== WORK TO COMPLETE ==
Go through the listing and copy each line with the string "يؤتى".
-- START AVAILABLE DATA --
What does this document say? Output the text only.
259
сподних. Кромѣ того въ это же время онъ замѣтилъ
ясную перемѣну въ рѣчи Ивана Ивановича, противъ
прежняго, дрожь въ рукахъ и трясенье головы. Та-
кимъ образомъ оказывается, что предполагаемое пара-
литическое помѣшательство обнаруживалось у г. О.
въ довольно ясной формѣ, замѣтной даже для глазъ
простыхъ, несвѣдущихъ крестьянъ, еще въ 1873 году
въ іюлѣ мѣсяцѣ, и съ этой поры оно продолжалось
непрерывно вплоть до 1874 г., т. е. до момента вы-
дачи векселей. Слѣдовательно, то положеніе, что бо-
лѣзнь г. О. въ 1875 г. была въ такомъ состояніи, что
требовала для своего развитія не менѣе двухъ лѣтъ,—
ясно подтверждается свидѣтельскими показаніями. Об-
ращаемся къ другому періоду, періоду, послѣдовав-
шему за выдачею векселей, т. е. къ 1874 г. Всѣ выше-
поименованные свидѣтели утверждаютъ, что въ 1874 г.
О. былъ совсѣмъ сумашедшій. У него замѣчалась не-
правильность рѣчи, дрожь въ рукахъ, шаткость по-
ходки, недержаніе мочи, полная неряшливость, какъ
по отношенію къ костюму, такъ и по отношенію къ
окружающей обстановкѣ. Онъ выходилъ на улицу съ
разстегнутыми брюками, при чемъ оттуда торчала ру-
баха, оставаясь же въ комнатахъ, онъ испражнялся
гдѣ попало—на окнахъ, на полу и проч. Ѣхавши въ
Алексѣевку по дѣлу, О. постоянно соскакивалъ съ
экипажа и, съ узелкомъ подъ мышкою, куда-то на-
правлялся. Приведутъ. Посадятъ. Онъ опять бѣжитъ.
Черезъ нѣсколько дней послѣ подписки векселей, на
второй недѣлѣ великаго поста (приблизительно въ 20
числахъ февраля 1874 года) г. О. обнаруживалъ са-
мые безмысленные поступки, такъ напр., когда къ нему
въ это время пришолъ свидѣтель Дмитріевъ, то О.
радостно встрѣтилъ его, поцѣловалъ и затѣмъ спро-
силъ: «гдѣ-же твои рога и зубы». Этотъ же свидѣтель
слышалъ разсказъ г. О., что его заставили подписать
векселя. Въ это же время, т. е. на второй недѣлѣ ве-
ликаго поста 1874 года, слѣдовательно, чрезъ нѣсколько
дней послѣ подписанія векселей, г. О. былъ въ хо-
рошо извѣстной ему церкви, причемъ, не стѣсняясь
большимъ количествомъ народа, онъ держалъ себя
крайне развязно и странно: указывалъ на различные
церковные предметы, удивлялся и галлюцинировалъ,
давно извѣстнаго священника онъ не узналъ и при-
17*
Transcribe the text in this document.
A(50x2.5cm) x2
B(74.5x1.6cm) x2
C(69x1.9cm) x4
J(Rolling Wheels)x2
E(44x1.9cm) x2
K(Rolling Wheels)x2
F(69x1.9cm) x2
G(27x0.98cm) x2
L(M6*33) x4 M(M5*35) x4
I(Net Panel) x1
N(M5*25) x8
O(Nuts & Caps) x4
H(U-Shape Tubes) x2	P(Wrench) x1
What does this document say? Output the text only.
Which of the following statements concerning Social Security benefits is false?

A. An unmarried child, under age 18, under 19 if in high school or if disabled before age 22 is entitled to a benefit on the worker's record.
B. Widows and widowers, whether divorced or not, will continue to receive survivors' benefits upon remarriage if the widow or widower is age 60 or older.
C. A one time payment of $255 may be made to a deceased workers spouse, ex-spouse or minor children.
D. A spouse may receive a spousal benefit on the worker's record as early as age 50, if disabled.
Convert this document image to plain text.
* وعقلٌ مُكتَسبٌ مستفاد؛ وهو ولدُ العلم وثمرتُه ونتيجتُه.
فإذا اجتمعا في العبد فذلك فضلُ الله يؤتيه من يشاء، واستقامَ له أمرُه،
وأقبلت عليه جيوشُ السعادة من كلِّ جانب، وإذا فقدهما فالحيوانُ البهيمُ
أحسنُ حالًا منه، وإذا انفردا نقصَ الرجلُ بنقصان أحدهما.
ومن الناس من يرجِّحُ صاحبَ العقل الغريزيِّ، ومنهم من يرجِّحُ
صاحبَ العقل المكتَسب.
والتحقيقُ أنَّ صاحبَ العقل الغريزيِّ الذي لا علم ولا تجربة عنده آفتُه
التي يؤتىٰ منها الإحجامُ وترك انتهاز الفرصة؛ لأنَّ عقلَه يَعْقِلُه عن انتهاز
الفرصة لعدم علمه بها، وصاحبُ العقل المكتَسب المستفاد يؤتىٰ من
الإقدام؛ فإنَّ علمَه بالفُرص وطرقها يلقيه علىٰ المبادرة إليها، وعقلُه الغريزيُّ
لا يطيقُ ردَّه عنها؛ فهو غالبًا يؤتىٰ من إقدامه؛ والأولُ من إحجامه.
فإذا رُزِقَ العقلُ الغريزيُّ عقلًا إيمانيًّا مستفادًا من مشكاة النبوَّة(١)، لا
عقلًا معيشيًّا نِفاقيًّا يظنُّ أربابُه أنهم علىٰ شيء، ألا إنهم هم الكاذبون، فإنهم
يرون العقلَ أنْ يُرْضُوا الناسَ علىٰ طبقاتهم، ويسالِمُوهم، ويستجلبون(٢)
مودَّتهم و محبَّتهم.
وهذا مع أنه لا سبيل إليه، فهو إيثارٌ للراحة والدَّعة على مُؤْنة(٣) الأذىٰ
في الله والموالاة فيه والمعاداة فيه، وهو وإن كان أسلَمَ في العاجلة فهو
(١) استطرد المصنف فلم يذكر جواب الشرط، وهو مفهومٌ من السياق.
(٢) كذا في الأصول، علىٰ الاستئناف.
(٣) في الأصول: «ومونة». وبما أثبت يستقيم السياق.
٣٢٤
-- END AVAILABLE DATA --
== THE REPLY ==
التي يؤتىٰ منها الإحجامُ وترك انتهاز الفرصة؛ لأنَّ عقلَه يَعْقِلُه عن انتهاز
الفرصة لعدم علمه بها، وصاحبُ العقل المكتَسب المستفاد يؤتىٰ من
لا يطيقُ ردَّه عنها؛ فهو غالبًا يؤتىٰ من إقدامه؛ والأولُ من إحجامه.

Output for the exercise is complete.